# MATERIAL PROVIDED start

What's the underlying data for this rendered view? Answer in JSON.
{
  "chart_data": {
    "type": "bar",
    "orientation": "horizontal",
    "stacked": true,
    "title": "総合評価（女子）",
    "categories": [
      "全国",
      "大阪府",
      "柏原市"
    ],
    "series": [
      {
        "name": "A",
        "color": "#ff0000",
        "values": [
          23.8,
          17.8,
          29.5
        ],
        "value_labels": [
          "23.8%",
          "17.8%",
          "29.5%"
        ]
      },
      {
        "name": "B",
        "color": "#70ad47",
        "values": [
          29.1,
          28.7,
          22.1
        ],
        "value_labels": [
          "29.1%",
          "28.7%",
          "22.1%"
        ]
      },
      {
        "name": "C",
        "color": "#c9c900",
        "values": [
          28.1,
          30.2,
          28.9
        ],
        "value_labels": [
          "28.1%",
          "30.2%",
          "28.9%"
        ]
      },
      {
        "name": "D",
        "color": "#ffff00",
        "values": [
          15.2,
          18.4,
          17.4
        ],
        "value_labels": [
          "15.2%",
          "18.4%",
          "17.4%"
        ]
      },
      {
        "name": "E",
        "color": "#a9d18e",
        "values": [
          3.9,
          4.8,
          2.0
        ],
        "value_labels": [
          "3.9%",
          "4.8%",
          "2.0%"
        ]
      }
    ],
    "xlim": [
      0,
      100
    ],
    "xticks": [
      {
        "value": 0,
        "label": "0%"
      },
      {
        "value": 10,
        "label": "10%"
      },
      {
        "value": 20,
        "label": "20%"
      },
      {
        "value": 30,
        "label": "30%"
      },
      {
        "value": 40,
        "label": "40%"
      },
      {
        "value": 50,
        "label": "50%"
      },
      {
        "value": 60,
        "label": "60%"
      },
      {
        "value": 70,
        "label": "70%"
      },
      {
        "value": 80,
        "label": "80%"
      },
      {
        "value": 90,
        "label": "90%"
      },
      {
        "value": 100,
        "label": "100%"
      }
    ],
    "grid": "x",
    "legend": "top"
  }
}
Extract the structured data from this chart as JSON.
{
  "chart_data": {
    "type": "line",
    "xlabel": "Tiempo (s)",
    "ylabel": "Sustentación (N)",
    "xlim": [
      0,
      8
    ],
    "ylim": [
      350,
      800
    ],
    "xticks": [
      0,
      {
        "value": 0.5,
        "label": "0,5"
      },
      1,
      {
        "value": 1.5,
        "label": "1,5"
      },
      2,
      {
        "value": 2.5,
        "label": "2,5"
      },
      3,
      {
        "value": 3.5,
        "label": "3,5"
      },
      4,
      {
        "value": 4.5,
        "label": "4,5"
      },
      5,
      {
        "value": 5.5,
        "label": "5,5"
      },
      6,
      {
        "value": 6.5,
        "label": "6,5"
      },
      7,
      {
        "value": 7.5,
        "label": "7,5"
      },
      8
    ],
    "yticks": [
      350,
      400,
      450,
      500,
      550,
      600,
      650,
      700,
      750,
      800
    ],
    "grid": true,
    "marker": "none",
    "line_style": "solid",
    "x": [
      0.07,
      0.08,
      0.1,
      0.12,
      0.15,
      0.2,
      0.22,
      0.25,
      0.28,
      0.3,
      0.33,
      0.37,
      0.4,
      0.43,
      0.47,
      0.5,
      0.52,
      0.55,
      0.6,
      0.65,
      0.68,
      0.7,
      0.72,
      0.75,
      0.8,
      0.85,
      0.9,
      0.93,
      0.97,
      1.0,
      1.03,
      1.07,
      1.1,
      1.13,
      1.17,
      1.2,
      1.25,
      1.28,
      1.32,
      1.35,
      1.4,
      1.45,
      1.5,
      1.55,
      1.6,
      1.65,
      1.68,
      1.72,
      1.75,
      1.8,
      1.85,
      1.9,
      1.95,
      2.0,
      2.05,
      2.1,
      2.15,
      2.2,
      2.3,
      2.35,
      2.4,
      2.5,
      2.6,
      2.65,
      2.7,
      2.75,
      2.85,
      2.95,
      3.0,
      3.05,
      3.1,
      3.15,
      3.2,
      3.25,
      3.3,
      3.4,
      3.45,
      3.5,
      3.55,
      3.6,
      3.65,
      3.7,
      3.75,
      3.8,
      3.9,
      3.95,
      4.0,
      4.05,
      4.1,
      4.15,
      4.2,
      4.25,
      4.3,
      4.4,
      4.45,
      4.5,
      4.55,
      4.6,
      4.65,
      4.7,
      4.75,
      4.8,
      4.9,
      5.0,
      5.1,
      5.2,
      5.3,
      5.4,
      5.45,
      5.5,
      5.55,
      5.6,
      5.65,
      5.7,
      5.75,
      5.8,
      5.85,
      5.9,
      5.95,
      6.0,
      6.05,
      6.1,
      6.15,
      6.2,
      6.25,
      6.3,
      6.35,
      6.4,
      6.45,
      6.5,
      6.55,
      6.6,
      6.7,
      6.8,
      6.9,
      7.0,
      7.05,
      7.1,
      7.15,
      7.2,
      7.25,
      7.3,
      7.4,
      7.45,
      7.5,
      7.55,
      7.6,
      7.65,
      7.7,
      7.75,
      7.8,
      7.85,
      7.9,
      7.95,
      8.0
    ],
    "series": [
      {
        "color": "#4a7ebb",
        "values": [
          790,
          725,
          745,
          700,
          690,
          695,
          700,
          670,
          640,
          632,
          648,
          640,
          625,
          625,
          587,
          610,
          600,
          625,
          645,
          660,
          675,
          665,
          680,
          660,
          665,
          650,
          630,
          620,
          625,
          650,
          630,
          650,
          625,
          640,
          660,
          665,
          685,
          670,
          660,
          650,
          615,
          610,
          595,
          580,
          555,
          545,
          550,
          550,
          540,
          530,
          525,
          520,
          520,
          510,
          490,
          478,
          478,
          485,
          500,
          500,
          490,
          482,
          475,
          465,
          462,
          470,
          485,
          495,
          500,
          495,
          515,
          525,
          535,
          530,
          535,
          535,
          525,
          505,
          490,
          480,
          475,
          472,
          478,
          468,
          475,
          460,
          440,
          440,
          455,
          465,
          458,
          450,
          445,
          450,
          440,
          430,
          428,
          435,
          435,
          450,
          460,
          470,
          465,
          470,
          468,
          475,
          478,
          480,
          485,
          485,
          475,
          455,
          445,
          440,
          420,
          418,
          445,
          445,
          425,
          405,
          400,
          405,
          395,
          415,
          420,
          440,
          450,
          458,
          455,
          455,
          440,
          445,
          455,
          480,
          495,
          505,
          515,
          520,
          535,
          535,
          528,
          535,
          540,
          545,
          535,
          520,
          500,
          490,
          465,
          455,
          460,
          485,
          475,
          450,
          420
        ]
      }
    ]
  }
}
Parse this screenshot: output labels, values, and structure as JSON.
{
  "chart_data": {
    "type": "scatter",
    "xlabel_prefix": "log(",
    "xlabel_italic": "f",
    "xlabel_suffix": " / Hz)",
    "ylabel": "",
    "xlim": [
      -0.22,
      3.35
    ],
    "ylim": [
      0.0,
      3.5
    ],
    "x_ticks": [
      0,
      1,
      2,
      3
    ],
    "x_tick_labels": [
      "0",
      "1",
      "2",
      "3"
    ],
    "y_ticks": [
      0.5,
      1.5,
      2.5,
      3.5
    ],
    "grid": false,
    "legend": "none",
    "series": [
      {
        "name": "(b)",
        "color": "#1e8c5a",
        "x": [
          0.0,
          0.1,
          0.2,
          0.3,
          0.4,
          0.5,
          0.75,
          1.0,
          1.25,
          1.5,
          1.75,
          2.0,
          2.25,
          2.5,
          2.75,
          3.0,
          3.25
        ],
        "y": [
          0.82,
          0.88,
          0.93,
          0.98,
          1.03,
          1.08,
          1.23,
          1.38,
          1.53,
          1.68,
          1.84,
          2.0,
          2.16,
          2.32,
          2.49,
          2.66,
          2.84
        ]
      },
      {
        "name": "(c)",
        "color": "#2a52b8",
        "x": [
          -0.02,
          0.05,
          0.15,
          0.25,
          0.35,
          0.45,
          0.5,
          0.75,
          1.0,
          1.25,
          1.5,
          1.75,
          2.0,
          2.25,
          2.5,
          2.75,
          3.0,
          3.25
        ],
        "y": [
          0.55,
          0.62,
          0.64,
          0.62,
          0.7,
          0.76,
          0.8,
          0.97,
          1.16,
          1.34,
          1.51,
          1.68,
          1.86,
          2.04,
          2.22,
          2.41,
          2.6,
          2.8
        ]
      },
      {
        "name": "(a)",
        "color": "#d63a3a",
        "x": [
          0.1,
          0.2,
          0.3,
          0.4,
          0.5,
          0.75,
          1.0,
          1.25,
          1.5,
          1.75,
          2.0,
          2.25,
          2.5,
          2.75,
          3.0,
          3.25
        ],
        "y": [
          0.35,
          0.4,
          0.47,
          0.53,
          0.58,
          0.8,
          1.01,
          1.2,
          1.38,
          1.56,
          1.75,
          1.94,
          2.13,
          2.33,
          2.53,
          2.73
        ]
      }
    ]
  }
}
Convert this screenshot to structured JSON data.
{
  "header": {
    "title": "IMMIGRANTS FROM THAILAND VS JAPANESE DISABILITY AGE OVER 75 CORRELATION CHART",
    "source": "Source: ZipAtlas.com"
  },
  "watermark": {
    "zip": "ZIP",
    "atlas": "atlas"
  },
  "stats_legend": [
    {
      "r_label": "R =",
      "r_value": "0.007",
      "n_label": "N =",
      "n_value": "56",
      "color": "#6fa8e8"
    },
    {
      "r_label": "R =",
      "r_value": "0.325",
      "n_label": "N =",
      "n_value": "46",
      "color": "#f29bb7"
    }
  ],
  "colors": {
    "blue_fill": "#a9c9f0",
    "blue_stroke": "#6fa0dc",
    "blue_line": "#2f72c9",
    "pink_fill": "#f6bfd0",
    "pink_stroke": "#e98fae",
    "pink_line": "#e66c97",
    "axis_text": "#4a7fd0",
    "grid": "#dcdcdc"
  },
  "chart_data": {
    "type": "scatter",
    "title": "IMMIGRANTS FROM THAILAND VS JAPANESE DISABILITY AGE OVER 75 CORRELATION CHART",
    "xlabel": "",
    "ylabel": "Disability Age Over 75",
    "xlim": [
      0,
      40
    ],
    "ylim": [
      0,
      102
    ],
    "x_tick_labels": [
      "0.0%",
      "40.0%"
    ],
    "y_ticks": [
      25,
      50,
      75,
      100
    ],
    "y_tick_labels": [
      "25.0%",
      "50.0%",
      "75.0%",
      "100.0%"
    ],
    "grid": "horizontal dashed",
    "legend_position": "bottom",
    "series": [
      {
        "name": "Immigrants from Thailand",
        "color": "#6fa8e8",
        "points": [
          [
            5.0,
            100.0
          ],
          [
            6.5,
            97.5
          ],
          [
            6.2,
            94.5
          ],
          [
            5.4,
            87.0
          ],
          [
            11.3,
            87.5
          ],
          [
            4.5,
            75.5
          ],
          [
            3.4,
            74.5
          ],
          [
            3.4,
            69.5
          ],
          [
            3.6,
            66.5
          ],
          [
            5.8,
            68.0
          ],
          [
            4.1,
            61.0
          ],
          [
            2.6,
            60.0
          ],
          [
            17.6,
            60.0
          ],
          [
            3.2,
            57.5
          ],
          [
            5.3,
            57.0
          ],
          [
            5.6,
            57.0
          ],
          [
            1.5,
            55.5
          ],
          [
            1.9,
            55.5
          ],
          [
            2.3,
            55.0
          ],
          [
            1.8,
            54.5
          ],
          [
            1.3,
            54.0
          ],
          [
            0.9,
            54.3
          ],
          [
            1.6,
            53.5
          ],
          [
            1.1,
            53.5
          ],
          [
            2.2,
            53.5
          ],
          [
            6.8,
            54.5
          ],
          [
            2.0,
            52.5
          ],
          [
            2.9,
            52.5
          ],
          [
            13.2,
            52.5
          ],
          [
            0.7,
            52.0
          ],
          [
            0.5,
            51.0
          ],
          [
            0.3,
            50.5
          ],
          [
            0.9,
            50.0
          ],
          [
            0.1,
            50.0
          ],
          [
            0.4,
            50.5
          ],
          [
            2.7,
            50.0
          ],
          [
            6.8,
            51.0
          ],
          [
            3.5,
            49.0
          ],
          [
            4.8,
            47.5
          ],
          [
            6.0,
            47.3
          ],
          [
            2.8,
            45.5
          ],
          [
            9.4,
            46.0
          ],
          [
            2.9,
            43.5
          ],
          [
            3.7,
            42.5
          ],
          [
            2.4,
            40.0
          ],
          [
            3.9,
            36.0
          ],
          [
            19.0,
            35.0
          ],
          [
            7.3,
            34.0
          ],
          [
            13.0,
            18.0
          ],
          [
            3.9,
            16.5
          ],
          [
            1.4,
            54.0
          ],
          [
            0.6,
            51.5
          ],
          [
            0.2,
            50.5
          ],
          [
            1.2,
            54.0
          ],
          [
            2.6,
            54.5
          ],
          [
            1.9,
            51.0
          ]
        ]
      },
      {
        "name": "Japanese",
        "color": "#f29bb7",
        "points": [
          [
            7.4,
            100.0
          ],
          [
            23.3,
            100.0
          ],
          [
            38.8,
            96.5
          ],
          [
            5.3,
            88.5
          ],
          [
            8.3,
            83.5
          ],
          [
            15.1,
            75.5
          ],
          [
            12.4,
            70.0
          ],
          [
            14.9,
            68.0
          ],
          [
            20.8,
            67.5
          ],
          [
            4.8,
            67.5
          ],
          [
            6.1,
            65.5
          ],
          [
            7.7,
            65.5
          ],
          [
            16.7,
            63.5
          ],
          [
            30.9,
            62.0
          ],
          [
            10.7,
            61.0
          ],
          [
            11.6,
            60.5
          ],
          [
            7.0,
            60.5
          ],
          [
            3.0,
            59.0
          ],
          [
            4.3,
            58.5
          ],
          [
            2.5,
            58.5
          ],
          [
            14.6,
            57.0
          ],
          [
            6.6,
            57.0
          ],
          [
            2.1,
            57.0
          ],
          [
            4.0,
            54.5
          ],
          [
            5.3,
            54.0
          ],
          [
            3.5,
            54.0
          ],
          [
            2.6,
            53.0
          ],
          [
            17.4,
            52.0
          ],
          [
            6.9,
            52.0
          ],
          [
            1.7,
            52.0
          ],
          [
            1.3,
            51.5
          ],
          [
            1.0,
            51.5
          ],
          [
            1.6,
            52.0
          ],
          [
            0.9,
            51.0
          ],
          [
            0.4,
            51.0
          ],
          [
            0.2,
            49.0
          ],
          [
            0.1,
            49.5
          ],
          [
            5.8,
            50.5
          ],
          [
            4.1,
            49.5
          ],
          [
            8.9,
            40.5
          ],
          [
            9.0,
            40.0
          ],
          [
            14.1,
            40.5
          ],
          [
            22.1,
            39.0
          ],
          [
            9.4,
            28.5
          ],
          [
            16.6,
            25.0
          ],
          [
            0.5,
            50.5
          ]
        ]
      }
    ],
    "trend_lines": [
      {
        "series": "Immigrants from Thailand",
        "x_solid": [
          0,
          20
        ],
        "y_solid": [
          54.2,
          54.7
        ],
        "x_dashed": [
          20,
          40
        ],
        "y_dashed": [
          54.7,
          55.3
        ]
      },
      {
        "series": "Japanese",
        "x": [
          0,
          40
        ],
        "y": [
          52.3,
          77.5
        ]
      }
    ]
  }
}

# MATERIAL PROVIDED end

GIVEN TASK> Find each line that has the word "grid", then copy it out.

TASK OUTPUT>
    "grid": "x",
    "grid": true,
    "grid": false,
    "grid": "#dcdcdc"
    "grid": "horizontal dashed",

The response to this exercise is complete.